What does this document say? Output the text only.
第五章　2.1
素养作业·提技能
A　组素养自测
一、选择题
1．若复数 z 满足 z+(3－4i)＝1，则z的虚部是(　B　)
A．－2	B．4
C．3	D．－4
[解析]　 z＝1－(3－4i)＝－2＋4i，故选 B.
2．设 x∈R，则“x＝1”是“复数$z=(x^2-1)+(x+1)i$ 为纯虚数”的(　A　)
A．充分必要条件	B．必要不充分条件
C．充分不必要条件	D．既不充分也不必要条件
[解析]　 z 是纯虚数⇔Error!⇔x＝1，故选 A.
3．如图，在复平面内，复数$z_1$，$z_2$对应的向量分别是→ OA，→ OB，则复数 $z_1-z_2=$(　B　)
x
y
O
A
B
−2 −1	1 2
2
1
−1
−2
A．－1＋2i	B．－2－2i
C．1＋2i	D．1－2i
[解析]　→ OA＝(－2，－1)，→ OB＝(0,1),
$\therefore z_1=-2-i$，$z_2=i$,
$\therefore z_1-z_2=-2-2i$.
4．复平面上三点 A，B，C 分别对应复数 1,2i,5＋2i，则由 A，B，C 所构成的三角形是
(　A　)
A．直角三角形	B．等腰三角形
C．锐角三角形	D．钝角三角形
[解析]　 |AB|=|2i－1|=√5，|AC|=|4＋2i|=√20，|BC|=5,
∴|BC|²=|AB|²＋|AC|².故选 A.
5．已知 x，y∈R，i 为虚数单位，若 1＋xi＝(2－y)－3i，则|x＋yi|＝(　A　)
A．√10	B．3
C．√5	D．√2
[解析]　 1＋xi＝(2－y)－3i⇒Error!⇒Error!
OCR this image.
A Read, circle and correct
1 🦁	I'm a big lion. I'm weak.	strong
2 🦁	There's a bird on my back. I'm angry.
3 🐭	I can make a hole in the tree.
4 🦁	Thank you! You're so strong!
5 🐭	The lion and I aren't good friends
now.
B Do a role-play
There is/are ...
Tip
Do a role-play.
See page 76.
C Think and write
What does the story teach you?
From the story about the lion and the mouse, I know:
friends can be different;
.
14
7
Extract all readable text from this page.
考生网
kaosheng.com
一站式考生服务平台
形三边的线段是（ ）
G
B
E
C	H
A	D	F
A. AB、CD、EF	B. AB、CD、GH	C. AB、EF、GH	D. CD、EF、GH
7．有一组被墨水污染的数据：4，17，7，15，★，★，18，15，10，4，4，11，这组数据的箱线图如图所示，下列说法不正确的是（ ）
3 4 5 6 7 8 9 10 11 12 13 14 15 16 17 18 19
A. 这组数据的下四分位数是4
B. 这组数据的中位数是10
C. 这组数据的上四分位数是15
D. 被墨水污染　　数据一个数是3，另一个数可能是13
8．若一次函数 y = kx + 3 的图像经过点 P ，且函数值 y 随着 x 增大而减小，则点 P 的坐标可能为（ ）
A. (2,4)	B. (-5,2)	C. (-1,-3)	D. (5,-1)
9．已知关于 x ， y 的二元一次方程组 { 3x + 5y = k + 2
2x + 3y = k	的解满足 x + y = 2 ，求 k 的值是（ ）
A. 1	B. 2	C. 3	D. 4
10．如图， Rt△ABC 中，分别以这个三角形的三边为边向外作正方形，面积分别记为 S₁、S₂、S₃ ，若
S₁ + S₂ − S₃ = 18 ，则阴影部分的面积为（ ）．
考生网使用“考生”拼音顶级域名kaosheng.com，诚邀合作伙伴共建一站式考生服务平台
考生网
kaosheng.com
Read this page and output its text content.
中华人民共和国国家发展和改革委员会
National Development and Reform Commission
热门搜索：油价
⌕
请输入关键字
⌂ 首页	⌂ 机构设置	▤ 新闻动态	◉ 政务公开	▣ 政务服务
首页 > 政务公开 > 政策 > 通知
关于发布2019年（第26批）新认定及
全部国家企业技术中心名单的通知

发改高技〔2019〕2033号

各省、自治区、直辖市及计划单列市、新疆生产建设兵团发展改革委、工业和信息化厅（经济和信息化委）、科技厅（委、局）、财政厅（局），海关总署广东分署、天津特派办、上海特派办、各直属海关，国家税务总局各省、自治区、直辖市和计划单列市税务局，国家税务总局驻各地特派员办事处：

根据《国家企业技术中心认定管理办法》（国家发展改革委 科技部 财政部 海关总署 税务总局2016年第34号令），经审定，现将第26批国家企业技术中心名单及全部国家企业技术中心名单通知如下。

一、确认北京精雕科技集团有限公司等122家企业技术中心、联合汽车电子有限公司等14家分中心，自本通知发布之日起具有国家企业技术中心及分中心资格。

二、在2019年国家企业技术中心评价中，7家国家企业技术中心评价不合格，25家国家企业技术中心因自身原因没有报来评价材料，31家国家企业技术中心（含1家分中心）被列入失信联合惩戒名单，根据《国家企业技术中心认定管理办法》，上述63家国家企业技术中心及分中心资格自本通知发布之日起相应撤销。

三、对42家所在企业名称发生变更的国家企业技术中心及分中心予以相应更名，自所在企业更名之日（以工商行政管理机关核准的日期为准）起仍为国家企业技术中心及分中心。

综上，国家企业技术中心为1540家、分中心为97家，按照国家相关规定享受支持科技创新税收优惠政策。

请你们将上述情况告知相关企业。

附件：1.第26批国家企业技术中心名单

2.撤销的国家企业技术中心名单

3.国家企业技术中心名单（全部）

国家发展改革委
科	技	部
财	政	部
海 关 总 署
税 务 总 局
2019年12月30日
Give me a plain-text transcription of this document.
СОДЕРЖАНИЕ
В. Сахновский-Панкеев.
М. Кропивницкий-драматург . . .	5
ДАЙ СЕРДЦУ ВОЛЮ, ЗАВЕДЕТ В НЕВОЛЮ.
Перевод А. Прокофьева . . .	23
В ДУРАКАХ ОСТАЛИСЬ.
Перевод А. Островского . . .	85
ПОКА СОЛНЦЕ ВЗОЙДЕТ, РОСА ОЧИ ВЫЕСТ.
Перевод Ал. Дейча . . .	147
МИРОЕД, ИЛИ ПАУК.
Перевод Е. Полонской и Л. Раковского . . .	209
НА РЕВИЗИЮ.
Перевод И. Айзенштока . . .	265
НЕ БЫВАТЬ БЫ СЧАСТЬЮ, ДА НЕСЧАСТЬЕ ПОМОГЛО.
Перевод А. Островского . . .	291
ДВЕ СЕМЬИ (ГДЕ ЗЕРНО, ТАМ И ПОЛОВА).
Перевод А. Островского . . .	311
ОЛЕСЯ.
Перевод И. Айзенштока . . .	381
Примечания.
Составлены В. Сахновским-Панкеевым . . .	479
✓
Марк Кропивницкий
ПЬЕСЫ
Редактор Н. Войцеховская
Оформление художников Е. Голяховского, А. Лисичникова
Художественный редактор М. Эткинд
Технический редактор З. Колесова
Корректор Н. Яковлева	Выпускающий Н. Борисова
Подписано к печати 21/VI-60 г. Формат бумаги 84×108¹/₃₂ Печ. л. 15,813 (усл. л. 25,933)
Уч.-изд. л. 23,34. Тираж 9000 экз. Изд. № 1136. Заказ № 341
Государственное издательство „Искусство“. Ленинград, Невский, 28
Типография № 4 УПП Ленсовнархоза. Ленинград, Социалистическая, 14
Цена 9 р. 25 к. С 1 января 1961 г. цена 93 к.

→ **WHAT YOU HAVE TO DO**:
Reproduce the data shown above exactly.

→ **ANSWER TO THIS EXERCISE**:
What does this document say? Output the text only.
第五章　2.1
素养作业·提技能
A　组素养自测
一、选择题
1．若复数 z 满足 z+(3－4i)＝1，则z的虚部是(　B　)
A．－2	B．4
C．3	D．－4
[解析]　 z＝1－(3－4i)＝－2＋4i，故选 B.
2．设 x∈R，则“x＝1”是“复数$z=(x^2-1)+(x+1)i$ 为纯虚数”的(　A　)
A．充分必要条件	B．必要不充分条件
C．充分不必要条件	D．既不充分也不必要条件
[解析]　 z 是纯虚数⇔Error!⇔x＝1，故选 A.
3．如图，在复平面内，复数$z_1$，$z_2$对应的向量分别是→ OA，→ OB，则复数 $z_1-z_2=$(　B　)
x
y
O
A
B
−2 −1	1 2
2
1
−1
−2
A．－1＋2i	B．－2－2i
C．1＋2i	D．1－2i
[解析]　→ OA＝(－2，－1)，→ OB＝(0,1),
$\therefore z_1=-2-i$，$z_2=i$,
$\therefore z_1-z_2=-2-2i$.
4．复平面上三点 A，B，C 分别对应复数 1,2i,5＋2i，则由 A，B，C 所构成的三角形是
(　A　)
A．直角三角形	B．等腰三角形
C．锐角三角形	D．钝角三角形
[解析]　 |AB|=|2i－1|=√5，|AC|=|4＋2i|=√20，|BC|=5,
∴|BC|²=|AB|²＋|AC|².故选 A.
5．已知 x，y∈R，i 为虚数单位，若 1＋xi＝(2－y)－3i，则|x＋yi|＝(　A　)
A．√10	B．3
C．√5	D．√2
[解析]　 1＋xi＝(2－y)－3i⇒Error!⇒Error!
OCR this image.
A Read, circle and correct
1 🦁	I'm a big lion. I'm weak.	strong
2 🦁	There's a bird on my back. I'm angry.
3 🐭	I can make a hole in the tree.
4 🦁	Thank you! You're so strong!
5 🐭	The lion and I aren't good friends
now.
B Do a role-play
There is/are ...
Tip
Do a role-play.
See page 76.
C Think and write
What does the story teach you?
From the story about the lion and the mouse, I know:
friends can be different;
.
14
7
Extract all readable text from this page.
考生网
kaosheng.com
一站式考生服务平台
形三边的线段是（ ）
G
B
E
C	H
A	D	F
A. AB、CD、EF	B. AB、CD、GH	C. AB、EF、GH	D. CD、EF、GH
7．有一组被墨水污染的数据：4，17，7，15，★，★，18，15，10，4，4，11，这组数据的箱线图如图所示，下列说法不正确的是（ ）
3 4 5 6 7 8 9 10 11 12 13 14 15 16 17 18 19
A. 这组数据的下四分位数是4
B. 这组数据的中位数是10
C. 这组数据的上四分位数是15
D. 被墨水污染　　数据一个数是3，另一个数可能是13
8．若一次函数 y = kx + 3 的图像经过点 P ，且函数值 y 随着 x 增大而减小，则点 P 的坐标可能为（ ）
A. (2,4)	B. (-5,2)	C. (-1,-3)	D. (5,-1)
9．已知关于 x ， y 的二元一次方程组 { 3x + 5y = k + 2
2x + 3y = k	的解满足 x + y = 2 ，求 k 的值是（ ）
A. 1	B. 2	C. 3	D. 4
10．如图， Rt△ABC 中，分别以这个三角形的三边为边向外作正方形，面积分别记为 S₁、S₂、S₃ ，若
S₁ + S₂ − S₃ = 18 ，则阴影部分的面积为（ ）．
考生网使用“考生”拼音顶级域名kaosheng.com，诚邀合作伙伴共建一站式考生服务平台
考生网
kaosheng.com
Read this page and output its text content.
中华人民共和国国家发展和改革委员会
National Development and Reform Commission
热门搜索：油价
⌕
请输入关键字
⌂ 首页	⌂ 机构设置	▤ 新闻动态	◉ 政务公开	▣ 政务服务
首页 > 政务公开 > 政策 > 通知
关于发布2019年（第26批）新认定及
全部国家企业技术中心名单的通知

发改高技〔2019〕2033号

各省、自治区、直辖市及计划单列市、新疆生产建设兵团发展改革委、工业和信息化厅（经济和信息化委）、科技厅（委、局）、财政厅（局），海关总署广东分署、天津特派办、上海特派办、各直属海关，国家税务总局各省、自治区、直辖市和计划单列市税务局，国家税务总局驻各地特派员办事处：

根据《国家企业技术中心认定管理办法》（国家发展改革委 科技部 财政部 海关总署 税务总局2016年第34号令），经审定，现将第26批国家企业技术中心名单及全部国家企业技术中心名单通知如下。

一、确认北京精雕科技集团有限公司等122家企业技术中心、联合汽车电子有限公司等14家分中心，自本通知发布之日起具有国家企业技术中心及分中心资格。

二、在2019年国家企业技术中心评价中，7家国家企业技术中心评价不合格，25家国家企业技术中心因自身原因没有报来评价材料，31家国家企业技术中心（含1家分中心）被列入失信联合惩戒名单，根据《国家企业技术中心认定管理办法》，上述63家国家企业技术中心及分中心资格自本通知发布之日起相应撤销。

三、对42家所在企业名称发生变更的国家企业技术中心及分中心予以相应更名，自所在企业更名之日（以工商行政管理机关核准的日期为准）起仍为国家企业技术中心及分中心。

综上，国家企业技术中心为1540家、分中心为97家，按照国家相关规定享受支持科技创新税收优惠政策。

请你们将上述情况告知相关企业。

附件：1.第26批国家企业技术中心名单

2.撤销的国家企业技术中心名单

3.国家企业技术中心名单（全部）

国家发展改革委
科	技	部
财	政	部
海 关 总 署
税 务 总 局
2019年12月30日
Give me a plain-text transcription of this document.
СОДЕРЖАНИЕ
В. Сахновский-Панкеев.
М. Кропивницкий-драматург . . .	5
ДАЙ СЕРДЦУ ВОЛЮ, ЗАВЕДЕТ В НЕВОЛЮ.
Перевод А. Прокофьева . . .	23
В ДУРАКАХ ОСТАЛИСЬ.
Перевод А. Островского . . .	85
ПОКА СОЛНЦЕ ВЗОЙДЕТ, РОСА ОЧИ ВЫЕСТ.
Перевод Ал. Дейча . . .	147
МИРОЕД, ИЛИ ПАУК.
Перевод Е. Полонской и Л. Раковского . . .	209
НА РЕВИЗИЮ.
Перевод И. Айзенштока . . .	265
НЕ БЫВАТЬ БЫ СЧАСТЬЮ, ДА НЕСЧАСТЬЕ ПОМОГЛО.
Перевод А. Островского . . .	291
ДВЕ СЕМЬИ (ГДЕ ЗЕРНО, ТАМ И ПОЛОВА).
Перевод А. Островского . . .	311
ОЛЕСЯ.
Перевод И. Айзенштока . . .	381
Примечания.
Составлены В. Сахновским-Панкеевым . . .	479
✓
Марк Кропивницкий
ПЬЕСЫ
Редактор Н. Войцеховская
Оформление художников Е. Голяховского, А. Лисичникова
Художественный редактор М. Эткинд
Технический редактор З. Колесова
Корректор Н. Яковлева	Выпускающий Н. Борисова
Подписано к печати 21/VI-60 г. Формат бумаги 84×108¹/₃₂ Печ. л. 15,813 (усл. л. 25,933)
Уч.-изд. л. 23,34. Тираж 9000 экз. Изд. № 1136. Заказ № 341
Государственное издательство „Искусство“. Ленинград, Невский, 28
Типография № 4 УПП Ленсовнархоза. Ленинград, Социалистическая, 14
Цена 9 р. 25 к. С 1 января 1961 г. цена 93 к.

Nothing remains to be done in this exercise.